- EXERCISE AIM
Tally the lines in the listing below that include "Spezialistentätigkeiten". Answer with the count and nothing more.
— Start of MATERIAL —
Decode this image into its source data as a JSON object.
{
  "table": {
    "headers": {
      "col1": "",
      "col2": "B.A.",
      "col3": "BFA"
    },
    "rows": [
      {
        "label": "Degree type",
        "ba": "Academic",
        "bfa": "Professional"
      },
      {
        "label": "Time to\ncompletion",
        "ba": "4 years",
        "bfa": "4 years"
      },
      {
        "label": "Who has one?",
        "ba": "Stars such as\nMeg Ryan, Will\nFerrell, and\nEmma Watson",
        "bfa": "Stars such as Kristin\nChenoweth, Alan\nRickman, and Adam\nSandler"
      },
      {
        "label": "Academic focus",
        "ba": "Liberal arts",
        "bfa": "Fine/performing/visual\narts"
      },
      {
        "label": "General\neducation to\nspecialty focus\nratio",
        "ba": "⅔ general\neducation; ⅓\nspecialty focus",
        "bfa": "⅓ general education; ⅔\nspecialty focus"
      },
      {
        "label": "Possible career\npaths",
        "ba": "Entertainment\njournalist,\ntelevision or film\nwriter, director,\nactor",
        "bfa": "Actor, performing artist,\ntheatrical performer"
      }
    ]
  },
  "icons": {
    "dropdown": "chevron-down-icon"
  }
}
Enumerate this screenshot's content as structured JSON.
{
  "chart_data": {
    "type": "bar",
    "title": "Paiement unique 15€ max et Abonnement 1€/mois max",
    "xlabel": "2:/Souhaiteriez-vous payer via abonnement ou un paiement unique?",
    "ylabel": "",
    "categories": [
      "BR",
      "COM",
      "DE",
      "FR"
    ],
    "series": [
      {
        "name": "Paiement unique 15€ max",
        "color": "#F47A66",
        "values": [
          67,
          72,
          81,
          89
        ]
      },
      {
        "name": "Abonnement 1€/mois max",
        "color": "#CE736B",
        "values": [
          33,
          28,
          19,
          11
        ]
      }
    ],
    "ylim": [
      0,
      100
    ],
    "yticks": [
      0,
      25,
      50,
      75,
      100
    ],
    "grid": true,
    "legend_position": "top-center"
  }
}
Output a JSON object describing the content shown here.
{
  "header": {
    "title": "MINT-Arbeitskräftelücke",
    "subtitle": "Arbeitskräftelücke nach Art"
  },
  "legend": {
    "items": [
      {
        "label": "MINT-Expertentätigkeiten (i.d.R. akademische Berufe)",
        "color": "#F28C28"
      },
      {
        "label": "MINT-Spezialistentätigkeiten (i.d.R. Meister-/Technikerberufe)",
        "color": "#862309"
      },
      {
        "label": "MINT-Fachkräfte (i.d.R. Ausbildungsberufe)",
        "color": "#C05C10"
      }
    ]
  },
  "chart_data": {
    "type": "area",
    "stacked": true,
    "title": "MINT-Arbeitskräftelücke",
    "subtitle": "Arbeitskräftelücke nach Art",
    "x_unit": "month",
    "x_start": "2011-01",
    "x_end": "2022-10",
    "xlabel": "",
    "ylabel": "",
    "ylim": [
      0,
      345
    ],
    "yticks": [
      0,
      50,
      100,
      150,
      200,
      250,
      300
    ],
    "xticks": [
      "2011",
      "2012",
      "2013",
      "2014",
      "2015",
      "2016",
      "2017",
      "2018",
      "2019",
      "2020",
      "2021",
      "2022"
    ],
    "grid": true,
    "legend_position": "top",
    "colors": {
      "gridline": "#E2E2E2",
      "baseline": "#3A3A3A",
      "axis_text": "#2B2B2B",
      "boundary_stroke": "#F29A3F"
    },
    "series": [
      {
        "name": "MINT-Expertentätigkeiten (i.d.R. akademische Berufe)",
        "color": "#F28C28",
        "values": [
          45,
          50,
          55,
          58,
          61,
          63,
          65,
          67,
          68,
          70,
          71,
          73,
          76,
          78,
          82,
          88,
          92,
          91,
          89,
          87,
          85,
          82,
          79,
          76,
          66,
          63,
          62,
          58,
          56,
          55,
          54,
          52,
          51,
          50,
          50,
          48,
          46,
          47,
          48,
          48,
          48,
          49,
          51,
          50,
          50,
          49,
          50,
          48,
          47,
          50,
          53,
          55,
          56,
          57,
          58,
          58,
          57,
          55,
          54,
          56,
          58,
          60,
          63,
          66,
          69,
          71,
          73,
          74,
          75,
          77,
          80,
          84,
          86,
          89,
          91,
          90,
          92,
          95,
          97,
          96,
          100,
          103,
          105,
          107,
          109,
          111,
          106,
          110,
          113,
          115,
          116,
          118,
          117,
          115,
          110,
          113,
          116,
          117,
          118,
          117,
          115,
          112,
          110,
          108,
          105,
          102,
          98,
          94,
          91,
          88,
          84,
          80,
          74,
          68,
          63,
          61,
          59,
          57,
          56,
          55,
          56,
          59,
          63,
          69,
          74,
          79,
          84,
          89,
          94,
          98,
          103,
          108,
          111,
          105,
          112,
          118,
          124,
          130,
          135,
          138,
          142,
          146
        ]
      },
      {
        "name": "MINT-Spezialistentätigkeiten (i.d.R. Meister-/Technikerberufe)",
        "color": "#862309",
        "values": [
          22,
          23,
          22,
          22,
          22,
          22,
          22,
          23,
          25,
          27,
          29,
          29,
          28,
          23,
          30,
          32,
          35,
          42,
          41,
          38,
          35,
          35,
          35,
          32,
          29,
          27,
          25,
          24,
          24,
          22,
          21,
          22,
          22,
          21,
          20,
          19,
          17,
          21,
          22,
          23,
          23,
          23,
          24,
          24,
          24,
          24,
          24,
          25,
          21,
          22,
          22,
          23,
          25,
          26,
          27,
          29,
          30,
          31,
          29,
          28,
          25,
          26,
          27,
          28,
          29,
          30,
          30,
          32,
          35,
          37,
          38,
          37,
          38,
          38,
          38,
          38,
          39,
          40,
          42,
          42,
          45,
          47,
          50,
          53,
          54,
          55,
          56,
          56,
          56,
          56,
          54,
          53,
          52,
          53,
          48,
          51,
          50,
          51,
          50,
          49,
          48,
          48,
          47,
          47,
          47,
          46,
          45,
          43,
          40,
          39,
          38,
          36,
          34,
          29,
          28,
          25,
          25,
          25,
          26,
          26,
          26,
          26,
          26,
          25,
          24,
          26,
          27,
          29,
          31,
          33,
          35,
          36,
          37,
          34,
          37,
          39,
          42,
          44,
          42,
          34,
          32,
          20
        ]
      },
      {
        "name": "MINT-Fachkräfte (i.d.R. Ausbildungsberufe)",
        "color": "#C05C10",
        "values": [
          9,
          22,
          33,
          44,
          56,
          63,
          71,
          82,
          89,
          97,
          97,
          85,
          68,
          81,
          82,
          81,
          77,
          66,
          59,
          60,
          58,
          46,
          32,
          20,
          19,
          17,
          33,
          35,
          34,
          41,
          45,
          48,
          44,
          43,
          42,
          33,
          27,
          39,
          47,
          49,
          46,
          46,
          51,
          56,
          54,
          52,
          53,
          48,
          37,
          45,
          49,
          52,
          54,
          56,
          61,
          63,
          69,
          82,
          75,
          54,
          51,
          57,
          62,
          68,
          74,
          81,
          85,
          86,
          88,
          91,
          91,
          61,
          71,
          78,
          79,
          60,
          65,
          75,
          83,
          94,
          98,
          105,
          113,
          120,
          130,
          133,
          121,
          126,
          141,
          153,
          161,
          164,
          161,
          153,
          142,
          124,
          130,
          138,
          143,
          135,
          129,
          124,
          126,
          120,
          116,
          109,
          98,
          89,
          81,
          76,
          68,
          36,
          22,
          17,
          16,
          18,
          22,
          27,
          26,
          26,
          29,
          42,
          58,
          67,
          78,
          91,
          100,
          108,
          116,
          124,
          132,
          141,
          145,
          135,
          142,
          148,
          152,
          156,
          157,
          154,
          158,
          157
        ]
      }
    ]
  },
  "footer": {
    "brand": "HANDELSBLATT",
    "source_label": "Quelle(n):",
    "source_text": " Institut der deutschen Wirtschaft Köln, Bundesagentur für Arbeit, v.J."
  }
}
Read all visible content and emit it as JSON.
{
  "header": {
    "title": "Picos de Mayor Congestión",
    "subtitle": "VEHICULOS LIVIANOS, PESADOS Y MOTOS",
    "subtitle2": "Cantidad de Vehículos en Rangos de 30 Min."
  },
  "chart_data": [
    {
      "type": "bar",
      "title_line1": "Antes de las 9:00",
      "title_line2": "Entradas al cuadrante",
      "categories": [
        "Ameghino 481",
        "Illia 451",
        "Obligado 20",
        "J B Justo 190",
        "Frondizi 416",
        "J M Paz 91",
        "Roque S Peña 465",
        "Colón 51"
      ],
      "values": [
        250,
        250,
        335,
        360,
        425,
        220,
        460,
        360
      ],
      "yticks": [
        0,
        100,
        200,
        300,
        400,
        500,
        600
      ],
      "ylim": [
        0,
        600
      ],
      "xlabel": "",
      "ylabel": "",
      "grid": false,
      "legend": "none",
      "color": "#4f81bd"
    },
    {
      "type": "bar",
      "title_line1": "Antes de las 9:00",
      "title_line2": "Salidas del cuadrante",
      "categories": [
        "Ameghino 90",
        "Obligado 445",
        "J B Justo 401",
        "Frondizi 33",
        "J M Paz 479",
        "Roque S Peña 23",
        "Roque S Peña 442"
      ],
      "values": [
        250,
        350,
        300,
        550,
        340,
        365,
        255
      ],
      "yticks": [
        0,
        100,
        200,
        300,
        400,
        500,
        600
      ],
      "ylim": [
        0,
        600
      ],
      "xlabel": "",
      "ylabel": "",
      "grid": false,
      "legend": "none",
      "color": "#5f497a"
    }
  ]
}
— End of MATERIAL —
- COMPLETE ANSWER
2